A block of data
• • • • •
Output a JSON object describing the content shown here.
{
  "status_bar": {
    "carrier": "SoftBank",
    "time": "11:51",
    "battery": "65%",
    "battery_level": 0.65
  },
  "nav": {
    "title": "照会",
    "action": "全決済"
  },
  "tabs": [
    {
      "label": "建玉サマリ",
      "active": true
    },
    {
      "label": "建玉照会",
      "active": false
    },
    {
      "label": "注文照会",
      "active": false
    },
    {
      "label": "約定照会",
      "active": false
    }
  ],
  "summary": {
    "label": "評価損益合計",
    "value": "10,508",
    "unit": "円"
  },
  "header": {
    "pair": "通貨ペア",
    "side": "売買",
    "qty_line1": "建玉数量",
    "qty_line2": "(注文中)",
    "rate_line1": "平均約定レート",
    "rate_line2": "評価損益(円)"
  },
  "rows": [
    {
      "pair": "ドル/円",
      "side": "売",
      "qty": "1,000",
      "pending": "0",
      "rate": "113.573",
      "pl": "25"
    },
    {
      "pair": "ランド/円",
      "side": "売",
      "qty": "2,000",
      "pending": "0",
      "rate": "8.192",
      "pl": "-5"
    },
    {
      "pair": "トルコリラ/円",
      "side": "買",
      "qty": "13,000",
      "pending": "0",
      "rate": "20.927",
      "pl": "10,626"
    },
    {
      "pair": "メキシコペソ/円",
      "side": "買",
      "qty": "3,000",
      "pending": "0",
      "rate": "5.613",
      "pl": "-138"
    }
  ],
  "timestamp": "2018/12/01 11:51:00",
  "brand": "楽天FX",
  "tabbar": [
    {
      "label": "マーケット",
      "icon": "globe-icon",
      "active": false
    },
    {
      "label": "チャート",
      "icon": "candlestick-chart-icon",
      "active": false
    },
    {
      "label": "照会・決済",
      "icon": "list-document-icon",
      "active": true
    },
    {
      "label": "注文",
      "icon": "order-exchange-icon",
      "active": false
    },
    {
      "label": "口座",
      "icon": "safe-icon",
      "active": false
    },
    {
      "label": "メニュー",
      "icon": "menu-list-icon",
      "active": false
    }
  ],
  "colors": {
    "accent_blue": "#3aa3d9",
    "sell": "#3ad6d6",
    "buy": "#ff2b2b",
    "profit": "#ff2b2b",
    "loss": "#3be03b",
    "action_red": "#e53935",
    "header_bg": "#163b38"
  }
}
• • • • •
> **Exercise**:
Each line of the material above needs to be quoted exactly, please.

> **Output**:
Output a JSON object describing the content shown here.
{
  "status_bar": {
    "carrier": "SoftBank",
    "time": "11:51",
    "battery": "65%",
    "battery_level": 0.65
  },
  "nav": {
    "title": "照会",
    "action": "全決済"
  },
  "tabs": [
    {
      "label": "建玉サマリ",
      "active": true
    },
    {
      "label": "建玉照会",
      "active": false
    },
    {
      "label": "注文照会",
      "active": false
    },
    {
      "label": "約定照会",
      "active": false
    }
  ],
  "summary": {
    "label": "評価損益合計",
    "value": "10,508",
    "unit": "円"
  },
  "header": {
    "pair": "通貨ペア",
    "side": "売買",
    "qty_line1": "建玉数量",
    "qty_line2": "(注文中)",
    "rate_line1": "平均約定レート",
    "rate_line2": "評価損益(円)"
  },
  "rows": [
    {
      "pair": "ドル/円",
      "side": "売",
      "qty": "1,000",
      "pending": "0",
      "rate": "113.573",
      "pl": "25"
    },
    {
      "pair": "ランド/円",
      "side": "売",
      "qty": "2,000",
      "pending": "0",
      "rate": "8.192",
      "pl": "-5"
    },
    {
      "pair": "トルコリラ/円",
      "side": "買",
      "qty": "13,000",
      "pending": "0",
      "rate": "20.927",
      "pl": "10,626"
    },
    {
      "pair": "メキシコペソ/円",
      "side": "買",
      "qty": "3,000",
      "pending": "0",
      "rate": "5.613",
      "pl": "-138"
    }
  ],
  "timestamp": "2018/12/01 11:51:00",
  "brand": "楽天FX",
  "tabbar": [
    {
      "label": "マーケット",
      "icon": "globe-icon",
      "active": false
    },
    {
      "label": "チャート",
      "icon": "candlestick-chart-icon",
      "active": false
    },
    {
      "label": "照会・決済",
      "icon": "list-document-icon",
      "active": true
    },
    {
      "label": "注文",
      "icon": "order-exchange-icon",
      "active": false
    },
    {
      "label": "口座",
      "icon": "safe-icon",
      "active": false
    },
    {
      "label": "メニュー",
      "icon": "menu-list-icon",
      "active": false
    }
  ],
  "colors": {
    "accent_blue": "#3aa3d9",
    "sell": "#3ad6d6",
    "buy": "#ff2b2b",
    "profit": "#ff2b2b",
    "loss": "#3be03b",
    "action_red": "#e53935",
    "header_bg": "#163b38"
  }
}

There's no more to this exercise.